» SET TASK: Would you transcribe the whole listing exactly, minus its pictures?

» Saved entries:
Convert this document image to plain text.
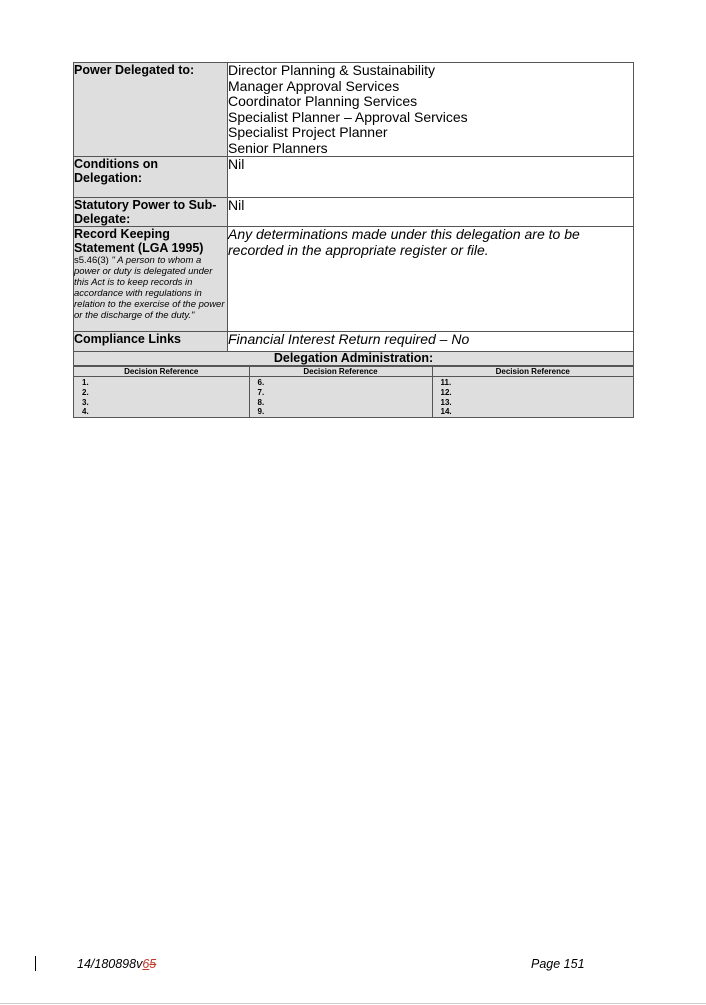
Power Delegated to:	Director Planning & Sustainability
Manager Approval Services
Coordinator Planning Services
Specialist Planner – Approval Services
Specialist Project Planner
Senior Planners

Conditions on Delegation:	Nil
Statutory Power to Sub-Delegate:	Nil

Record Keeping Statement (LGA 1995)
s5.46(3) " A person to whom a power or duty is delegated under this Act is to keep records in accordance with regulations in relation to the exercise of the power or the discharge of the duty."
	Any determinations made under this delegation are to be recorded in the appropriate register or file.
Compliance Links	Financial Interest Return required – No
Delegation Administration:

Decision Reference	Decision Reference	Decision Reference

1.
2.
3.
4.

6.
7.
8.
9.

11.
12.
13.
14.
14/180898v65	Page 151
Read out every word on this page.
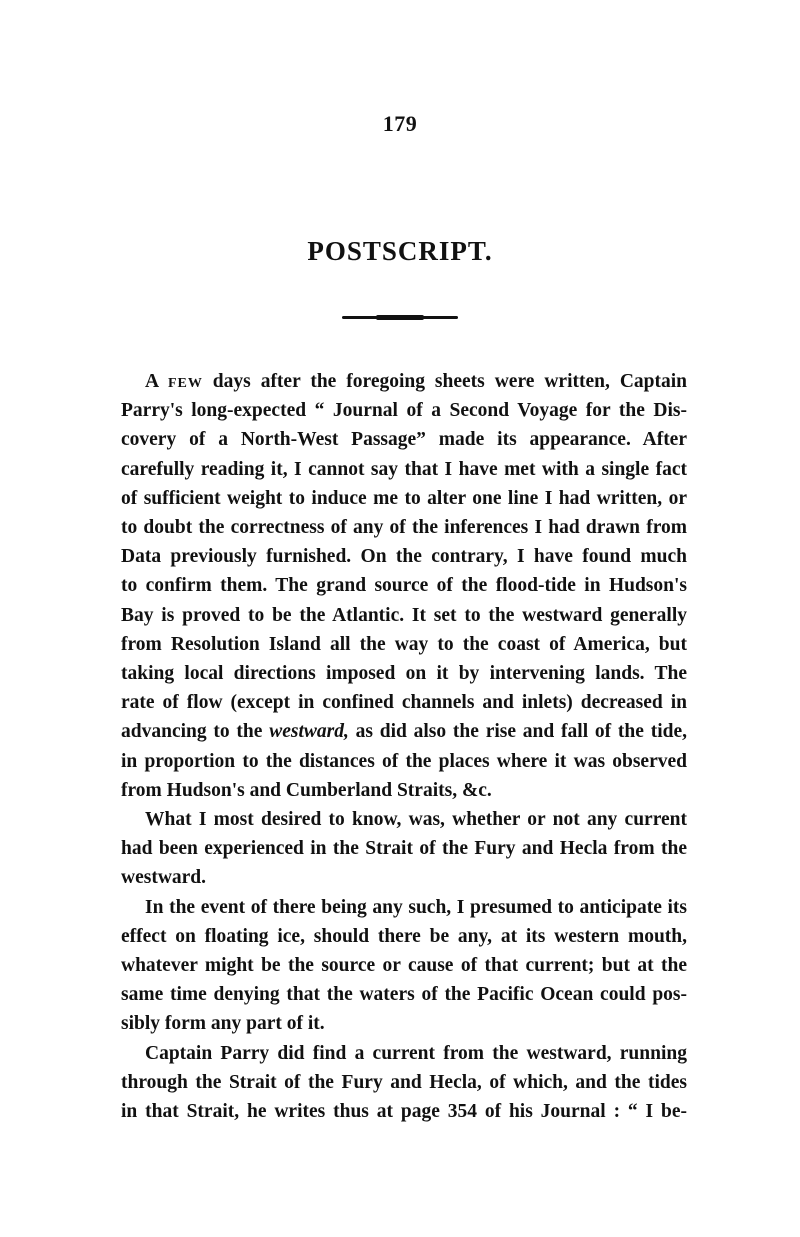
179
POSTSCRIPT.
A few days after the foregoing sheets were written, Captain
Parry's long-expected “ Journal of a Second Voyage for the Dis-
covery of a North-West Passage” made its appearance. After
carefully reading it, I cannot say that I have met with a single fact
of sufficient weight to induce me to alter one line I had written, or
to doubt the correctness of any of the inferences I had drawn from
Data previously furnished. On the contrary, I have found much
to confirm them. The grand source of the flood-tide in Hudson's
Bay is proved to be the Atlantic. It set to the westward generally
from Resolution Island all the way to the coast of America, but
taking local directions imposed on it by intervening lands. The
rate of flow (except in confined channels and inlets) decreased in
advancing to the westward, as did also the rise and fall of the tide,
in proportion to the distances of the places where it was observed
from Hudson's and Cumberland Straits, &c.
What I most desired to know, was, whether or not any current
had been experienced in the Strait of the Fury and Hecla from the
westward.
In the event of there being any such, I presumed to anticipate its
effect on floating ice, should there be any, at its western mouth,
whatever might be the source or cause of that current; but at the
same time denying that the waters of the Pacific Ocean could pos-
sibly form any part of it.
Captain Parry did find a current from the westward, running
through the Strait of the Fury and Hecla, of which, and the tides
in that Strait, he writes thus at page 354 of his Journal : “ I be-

» SOLUTION FOR THIS EXERCISE:
Convert this document image to plain text.
Power Delegated to:	Director Planning & Sustainability
Manager Approval Services
Coordinator Planning Services
Specialist Planner – Approval Services
Specialist Project Planner
Senior Planners

Conditions on Delegation:	Nil
Statutory Power to Sub-Delegate:	Nil

Record Keeping Statement (LGA 1995)
s5.46(3) " A person to whom a power or duty is delegated under this Act is to keep records in accordance with regulations in relation to the exercise of the power or the discharge of the duty."
	Any determinations made under this delegation are to be recorded in the appropriate register or file.
Compliance Links	Financial Interest Return required – No
Delegation Administration:

Decision Reference	Decision Reference	Decision Reference

1.
2.
3.
4.

6.
7.
8.
9.

11.
12.
13.
14.
14/180898v65	Page 151
Read out every word on this page.
179
POSTSCRIPT.
A few days after the foregoing sheets were written, Captain
Parry's long-expected “ Journal of a Second Voyage for the Dis-
covery of a North-West Passage” made its appearance. After
carefully reading it, I cannot say that I have met with a single fact
of sufficient weight to induce me to alter one line I had written, or
to doubt the correctness of any of the inferences I had drawn from
Data previously furnished. On the contrary, I have found much
to confirm them. The grand source of the flood-tide in Hudson's
Bay is proved to be the Atlantic. It set to the westward generally
from Resolution Island all the way to the coast of America, but
taking local directions imposed on it by intervening lands. The
rate of flow (except in confined channels and inlets) decreased in
advancing to the westward, as did also the rise and fall of the tide,
in proportion to the distances of the places where it was observed
from Hudson's and Cumberland Straits, &c.
What I most desired to know, was, whether or not any current
had been experienced in the Strait of the Fury and Hecla from the
westward.
In the event of there being any such, I presumed to anticipate its
effect on floating ice, should there be any, at its western mouth,
whatever might be the source or cause of that current; but at the
same time denying that the waters of the Pacific Ocean could pos-
sibly form any part of it.
Captain Parry did find a current from the westward, running
through the Strait of the Fury and Hecla, of which, and the tides
in that Strait, he writes thus at page 354 of his Journal : “ I be-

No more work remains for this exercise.